__Exercise requirements__
Pull every line containing "domkraften" from the entries.

Data section start

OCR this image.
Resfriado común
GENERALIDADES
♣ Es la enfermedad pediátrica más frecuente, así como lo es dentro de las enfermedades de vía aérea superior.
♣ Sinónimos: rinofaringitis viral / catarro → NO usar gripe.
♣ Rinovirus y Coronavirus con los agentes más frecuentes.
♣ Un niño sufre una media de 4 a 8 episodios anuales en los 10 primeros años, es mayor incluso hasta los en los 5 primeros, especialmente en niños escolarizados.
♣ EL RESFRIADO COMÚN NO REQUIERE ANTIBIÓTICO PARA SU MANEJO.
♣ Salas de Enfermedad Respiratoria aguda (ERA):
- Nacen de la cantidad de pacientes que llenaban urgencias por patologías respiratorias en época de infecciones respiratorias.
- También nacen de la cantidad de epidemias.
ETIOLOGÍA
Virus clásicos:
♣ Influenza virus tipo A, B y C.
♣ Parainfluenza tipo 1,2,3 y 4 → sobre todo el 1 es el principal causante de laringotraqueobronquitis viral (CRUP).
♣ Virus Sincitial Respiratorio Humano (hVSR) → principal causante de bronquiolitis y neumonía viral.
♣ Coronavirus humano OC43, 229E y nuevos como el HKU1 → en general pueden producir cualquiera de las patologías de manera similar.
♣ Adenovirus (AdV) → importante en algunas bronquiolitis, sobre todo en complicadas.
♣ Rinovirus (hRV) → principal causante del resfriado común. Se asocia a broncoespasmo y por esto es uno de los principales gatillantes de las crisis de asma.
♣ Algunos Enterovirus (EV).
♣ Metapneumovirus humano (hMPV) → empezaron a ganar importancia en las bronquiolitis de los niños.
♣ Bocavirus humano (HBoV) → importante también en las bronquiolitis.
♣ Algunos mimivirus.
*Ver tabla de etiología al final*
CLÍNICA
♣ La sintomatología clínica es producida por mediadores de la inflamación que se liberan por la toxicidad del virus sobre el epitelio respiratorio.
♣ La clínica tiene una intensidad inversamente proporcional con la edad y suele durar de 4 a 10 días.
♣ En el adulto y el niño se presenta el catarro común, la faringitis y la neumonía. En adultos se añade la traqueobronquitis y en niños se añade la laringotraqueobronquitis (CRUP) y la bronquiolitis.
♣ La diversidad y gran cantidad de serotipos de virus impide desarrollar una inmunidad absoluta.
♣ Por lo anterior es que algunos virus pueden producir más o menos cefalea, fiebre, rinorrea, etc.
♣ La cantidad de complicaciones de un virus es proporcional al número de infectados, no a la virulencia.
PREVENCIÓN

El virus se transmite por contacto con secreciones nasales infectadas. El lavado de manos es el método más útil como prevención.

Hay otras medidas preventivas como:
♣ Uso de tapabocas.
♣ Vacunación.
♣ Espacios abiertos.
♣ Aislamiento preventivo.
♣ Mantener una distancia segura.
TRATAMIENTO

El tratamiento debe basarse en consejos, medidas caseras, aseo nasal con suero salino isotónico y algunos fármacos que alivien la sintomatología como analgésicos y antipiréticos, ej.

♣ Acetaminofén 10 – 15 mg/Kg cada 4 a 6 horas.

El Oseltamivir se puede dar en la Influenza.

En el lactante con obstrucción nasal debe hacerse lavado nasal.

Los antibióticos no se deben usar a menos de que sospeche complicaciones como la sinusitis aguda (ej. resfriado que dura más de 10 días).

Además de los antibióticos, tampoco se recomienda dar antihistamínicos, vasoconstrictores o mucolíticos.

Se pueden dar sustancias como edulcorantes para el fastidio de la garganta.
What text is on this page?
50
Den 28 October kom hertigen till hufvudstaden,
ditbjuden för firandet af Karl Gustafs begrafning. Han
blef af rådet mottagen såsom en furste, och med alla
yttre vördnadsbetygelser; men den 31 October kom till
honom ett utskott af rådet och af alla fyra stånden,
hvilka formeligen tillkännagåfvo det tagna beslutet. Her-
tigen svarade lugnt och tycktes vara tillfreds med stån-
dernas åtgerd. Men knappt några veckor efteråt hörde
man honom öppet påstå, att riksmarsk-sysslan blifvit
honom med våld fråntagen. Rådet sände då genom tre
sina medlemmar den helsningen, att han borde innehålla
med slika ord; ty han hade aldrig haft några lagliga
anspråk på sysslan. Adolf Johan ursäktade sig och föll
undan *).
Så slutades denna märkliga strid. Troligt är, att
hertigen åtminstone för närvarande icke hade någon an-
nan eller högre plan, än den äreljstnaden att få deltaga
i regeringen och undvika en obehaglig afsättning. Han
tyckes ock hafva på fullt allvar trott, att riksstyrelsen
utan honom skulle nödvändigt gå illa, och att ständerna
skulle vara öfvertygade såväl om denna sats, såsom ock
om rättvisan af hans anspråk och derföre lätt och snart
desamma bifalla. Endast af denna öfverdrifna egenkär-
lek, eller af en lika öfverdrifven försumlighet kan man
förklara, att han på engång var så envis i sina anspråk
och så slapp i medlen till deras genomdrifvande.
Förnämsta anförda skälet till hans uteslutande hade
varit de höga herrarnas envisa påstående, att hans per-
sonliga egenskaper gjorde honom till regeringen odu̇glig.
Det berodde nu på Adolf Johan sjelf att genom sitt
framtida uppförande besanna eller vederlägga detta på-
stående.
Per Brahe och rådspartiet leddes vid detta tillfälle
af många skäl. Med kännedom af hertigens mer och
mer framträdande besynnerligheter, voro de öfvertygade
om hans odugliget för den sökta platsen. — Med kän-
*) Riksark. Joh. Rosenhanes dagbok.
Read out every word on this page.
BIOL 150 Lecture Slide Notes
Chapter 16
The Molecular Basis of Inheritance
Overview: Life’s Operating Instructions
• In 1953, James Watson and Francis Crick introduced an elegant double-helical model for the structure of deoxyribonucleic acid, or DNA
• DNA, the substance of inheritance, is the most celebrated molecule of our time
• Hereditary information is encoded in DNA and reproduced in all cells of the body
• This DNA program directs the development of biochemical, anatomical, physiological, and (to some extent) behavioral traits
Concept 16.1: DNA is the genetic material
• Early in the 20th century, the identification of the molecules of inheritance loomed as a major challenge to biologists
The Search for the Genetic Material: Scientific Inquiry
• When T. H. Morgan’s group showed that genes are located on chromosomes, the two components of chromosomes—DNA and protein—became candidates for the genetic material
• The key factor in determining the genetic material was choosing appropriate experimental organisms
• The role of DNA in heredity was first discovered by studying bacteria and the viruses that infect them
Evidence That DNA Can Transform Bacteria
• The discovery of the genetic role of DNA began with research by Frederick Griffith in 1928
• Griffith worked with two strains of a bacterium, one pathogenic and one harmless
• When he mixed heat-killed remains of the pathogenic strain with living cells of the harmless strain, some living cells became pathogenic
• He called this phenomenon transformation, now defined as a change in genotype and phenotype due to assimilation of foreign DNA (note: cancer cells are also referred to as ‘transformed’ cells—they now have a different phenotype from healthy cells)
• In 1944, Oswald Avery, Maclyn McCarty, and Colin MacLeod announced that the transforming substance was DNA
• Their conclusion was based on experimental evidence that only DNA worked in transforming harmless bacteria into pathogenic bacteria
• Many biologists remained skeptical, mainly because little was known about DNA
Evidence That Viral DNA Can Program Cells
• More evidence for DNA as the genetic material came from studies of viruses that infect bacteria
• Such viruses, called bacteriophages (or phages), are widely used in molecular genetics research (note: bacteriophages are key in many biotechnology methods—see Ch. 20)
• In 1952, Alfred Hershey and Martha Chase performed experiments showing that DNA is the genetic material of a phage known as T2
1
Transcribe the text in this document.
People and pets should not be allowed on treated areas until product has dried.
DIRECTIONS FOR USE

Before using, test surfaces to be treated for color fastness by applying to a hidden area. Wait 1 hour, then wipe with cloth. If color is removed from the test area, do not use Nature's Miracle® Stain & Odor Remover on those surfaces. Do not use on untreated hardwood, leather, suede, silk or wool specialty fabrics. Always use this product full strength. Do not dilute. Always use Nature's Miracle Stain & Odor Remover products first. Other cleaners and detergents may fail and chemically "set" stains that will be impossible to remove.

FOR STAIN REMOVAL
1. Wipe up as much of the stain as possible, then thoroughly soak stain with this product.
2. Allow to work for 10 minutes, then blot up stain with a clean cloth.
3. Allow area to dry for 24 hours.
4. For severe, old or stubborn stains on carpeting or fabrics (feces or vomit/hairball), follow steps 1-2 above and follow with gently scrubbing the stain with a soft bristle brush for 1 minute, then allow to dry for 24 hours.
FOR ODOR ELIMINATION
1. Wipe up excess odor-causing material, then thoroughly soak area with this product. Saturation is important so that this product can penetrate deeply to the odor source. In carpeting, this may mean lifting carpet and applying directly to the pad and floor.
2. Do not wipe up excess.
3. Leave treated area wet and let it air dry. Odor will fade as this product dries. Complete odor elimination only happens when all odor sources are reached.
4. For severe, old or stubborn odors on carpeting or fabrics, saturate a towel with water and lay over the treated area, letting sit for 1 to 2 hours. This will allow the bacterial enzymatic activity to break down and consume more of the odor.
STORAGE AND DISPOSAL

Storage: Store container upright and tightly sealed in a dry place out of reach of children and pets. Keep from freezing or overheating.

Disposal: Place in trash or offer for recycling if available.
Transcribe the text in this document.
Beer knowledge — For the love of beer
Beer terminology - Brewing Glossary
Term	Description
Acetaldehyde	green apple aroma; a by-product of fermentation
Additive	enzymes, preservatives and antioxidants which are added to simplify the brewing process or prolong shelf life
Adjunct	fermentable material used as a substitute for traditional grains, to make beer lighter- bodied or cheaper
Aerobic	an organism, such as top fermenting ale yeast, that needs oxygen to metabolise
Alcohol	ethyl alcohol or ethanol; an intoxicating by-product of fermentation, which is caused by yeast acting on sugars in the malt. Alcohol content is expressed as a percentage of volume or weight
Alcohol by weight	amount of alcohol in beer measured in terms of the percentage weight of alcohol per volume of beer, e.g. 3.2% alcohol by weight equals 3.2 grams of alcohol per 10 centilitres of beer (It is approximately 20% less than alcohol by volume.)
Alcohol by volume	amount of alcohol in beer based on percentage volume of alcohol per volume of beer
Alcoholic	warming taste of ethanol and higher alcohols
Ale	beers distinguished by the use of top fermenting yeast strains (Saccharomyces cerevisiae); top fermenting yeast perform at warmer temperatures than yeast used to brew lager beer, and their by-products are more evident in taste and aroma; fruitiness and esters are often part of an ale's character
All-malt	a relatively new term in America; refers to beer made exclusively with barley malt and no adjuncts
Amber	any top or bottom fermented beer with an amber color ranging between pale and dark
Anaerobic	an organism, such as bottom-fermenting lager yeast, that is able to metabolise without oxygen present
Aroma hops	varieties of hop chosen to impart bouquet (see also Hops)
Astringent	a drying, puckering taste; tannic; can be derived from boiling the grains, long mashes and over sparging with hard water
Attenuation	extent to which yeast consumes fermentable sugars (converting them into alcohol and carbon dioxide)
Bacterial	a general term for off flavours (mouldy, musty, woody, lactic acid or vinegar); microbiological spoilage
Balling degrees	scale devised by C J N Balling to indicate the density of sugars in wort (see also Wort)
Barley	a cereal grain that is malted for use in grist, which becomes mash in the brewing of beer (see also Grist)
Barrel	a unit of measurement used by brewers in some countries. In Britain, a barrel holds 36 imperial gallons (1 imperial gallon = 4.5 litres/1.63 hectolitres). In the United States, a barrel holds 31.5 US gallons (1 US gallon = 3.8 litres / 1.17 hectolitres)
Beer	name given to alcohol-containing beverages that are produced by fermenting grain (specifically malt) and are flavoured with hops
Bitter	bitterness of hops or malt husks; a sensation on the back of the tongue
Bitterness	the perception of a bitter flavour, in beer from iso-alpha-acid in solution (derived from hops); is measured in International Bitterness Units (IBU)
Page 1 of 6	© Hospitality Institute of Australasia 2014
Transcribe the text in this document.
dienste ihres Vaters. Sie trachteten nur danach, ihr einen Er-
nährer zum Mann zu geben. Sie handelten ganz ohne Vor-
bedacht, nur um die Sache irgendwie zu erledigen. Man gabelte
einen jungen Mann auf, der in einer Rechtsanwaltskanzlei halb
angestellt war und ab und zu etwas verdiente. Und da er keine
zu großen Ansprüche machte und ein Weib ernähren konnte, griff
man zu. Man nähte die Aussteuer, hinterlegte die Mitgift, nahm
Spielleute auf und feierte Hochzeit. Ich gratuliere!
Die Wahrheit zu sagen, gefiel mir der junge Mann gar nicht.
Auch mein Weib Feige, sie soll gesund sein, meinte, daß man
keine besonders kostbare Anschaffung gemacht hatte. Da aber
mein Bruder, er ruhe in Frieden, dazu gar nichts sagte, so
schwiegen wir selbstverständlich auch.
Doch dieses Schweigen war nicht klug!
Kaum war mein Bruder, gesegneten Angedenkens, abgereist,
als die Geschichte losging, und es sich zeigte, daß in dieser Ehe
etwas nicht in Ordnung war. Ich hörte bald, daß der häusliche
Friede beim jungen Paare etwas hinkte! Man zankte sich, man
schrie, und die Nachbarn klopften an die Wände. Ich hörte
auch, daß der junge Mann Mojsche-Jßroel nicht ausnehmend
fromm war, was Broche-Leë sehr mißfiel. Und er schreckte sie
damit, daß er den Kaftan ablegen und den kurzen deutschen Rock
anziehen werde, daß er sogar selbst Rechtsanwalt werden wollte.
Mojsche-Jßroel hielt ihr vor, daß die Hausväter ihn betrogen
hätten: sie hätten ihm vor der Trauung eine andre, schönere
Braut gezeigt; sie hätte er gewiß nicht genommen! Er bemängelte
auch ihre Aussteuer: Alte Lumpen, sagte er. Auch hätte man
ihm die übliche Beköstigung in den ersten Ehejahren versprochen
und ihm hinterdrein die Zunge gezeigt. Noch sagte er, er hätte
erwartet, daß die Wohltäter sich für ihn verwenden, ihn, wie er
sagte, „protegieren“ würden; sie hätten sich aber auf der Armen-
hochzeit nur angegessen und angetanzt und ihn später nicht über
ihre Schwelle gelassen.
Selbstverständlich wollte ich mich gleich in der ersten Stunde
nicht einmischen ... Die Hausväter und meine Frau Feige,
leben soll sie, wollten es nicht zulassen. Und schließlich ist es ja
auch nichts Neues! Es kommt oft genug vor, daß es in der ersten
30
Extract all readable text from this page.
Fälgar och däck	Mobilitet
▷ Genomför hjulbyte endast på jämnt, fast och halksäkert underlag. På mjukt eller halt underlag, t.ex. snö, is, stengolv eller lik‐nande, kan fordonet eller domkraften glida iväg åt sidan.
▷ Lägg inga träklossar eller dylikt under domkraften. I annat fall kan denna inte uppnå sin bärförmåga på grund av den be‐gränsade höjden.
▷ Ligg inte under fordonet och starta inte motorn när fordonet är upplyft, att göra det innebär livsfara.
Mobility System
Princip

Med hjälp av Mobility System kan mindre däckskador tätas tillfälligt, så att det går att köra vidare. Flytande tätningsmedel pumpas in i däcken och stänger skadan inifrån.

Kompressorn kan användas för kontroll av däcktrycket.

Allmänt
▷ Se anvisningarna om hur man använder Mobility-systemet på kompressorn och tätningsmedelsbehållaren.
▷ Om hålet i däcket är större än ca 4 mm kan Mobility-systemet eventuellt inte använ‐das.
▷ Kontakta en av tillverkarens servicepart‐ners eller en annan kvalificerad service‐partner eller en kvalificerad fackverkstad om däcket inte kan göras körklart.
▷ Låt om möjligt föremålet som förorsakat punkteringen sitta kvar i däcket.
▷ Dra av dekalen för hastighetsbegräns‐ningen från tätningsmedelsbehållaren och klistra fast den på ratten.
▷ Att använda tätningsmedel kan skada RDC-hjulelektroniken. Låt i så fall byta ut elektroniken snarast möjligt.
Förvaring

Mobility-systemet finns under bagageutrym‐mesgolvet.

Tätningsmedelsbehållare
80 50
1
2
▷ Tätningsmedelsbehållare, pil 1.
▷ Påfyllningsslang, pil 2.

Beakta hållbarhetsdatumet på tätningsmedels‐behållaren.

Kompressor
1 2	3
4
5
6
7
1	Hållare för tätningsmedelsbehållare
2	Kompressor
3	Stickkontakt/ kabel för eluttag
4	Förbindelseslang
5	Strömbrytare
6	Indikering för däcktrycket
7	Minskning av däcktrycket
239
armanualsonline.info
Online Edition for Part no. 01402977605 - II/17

Data section end

__Task response__
▷ Genomför hjulbyte endast på jämnt, fast och halksäkert underlag. På mjukt eller halt underlag, t.ex. snö, is, stengolv eller lik‐nande, kan fordonet eller domkraften glida iväg åt sidan.
▷ Lägg inga träklossar eller dylikt under domkraften. I annat fall kan denna inte uppnå sin bärförmåga på grund av den be‐gränsade höjden.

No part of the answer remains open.